What you need to do
Return all lines that include the string "JSON".

────────────────

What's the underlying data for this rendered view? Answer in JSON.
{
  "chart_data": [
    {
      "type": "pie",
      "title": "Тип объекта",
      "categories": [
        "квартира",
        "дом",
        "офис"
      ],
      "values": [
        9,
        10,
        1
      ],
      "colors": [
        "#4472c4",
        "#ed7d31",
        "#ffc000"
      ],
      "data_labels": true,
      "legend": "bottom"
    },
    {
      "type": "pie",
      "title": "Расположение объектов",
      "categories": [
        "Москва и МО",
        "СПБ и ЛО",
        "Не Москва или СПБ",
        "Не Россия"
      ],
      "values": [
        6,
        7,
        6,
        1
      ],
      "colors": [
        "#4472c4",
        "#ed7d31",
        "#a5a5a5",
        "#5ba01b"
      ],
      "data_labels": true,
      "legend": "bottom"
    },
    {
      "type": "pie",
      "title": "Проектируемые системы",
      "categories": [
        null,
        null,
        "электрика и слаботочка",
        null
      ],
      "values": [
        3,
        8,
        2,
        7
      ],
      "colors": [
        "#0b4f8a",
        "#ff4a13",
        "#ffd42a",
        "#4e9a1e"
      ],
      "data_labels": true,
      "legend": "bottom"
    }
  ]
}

────────────────

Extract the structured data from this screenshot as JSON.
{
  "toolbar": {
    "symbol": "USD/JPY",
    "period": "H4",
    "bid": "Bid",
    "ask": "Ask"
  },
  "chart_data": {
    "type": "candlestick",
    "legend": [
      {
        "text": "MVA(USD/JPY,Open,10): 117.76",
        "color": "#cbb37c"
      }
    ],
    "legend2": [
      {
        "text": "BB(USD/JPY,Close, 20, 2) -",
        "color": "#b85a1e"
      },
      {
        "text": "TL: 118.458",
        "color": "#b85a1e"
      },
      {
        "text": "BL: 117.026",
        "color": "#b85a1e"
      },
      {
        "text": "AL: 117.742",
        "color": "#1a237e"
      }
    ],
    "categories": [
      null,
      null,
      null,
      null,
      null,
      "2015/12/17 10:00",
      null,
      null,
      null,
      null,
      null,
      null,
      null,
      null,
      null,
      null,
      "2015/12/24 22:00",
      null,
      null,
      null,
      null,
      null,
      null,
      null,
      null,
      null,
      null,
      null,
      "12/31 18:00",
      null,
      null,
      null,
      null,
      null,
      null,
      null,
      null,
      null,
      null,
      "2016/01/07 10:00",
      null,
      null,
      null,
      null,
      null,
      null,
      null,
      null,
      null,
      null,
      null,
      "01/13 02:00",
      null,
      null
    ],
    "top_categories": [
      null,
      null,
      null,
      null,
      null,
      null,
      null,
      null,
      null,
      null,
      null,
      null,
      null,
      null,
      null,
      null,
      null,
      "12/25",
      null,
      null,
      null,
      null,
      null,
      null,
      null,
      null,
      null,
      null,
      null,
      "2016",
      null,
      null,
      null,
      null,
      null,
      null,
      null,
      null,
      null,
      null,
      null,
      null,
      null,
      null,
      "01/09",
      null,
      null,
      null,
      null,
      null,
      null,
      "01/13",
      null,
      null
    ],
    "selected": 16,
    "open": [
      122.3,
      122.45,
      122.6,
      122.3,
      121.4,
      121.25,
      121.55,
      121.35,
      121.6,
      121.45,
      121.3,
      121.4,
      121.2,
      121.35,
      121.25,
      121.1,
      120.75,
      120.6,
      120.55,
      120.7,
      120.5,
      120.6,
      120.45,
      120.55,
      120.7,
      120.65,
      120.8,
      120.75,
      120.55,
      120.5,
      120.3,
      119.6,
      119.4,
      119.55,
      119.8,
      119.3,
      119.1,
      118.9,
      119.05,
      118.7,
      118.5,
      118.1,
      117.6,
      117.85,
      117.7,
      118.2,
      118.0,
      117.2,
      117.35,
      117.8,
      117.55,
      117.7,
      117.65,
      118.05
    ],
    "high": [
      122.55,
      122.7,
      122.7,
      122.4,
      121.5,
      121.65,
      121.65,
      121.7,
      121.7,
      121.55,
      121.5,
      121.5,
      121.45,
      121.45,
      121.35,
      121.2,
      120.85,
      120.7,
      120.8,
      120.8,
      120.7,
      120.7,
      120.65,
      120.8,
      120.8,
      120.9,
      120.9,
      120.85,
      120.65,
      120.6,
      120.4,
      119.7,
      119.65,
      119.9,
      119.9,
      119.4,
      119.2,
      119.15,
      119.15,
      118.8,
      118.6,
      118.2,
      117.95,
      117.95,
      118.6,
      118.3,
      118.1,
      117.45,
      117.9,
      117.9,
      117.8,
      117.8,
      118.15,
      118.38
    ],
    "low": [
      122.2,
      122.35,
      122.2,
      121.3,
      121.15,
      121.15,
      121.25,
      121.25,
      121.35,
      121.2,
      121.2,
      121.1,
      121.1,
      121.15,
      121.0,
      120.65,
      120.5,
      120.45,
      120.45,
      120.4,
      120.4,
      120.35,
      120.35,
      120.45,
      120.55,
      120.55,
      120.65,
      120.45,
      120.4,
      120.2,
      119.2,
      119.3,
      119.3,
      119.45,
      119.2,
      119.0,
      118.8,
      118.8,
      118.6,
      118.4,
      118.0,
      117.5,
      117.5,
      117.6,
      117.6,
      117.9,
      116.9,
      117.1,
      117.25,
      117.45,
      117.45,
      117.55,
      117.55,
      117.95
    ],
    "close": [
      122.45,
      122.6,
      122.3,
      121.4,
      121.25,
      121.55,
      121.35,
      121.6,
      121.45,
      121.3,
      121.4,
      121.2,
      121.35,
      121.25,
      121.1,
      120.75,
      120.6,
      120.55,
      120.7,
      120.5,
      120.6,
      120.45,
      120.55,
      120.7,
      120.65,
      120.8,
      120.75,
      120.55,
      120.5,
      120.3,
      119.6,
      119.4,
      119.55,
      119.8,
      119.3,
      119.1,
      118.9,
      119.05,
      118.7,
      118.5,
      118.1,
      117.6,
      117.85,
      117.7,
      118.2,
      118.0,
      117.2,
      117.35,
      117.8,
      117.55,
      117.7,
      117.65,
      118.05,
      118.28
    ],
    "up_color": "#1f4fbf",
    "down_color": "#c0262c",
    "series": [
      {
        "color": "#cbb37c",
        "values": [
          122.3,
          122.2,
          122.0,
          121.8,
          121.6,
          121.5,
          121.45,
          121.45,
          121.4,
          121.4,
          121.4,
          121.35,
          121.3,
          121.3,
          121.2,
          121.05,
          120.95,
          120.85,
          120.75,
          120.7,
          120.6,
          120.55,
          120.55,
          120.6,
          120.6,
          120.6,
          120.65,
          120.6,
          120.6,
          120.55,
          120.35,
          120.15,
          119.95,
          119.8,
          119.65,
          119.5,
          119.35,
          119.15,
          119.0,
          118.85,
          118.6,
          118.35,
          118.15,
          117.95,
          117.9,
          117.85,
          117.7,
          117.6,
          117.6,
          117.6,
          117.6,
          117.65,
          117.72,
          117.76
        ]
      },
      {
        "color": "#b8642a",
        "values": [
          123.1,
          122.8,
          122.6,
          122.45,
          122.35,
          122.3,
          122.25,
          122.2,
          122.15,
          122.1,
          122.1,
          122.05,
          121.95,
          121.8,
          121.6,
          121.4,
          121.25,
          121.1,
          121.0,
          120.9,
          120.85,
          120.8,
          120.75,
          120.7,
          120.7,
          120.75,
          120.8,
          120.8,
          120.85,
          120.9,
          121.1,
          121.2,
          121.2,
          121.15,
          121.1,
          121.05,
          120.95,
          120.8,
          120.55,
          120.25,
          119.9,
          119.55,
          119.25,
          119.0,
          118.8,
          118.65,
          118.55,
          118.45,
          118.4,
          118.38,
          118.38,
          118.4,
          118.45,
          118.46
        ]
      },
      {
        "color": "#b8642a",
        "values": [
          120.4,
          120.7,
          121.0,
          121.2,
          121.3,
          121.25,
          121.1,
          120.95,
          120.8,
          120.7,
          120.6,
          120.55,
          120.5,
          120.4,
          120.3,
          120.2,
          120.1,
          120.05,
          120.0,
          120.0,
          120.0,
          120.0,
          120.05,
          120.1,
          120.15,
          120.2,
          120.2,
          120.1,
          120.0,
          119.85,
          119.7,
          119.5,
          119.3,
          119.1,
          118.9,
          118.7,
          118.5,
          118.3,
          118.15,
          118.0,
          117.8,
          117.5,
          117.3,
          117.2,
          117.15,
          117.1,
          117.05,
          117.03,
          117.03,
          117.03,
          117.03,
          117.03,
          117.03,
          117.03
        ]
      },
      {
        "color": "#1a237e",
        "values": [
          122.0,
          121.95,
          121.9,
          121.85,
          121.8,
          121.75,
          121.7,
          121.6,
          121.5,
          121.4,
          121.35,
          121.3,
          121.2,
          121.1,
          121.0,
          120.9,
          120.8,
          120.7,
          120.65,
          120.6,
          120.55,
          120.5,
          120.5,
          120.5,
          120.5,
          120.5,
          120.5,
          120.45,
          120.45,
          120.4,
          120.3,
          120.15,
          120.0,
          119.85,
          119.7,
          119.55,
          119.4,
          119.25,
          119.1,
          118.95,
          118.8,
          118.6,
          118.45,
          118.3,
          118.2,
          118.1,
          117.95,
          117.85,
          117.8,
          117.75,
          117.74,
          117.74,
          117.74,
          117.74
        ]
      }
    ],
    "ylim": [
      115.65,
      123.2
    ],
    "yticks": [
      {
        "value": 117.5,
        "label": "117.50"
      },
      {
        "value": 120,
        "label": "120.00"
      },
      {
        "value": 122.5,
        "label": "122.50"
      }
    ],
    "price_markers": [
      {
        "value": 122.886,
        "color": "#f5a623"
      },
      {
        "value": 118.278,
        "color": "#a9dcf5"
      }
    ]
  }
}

────────────────

Response to this exercise
What's the underlying data for this rendered view? Answer in JSON.
Extract the structured data from this screenshot as JSON.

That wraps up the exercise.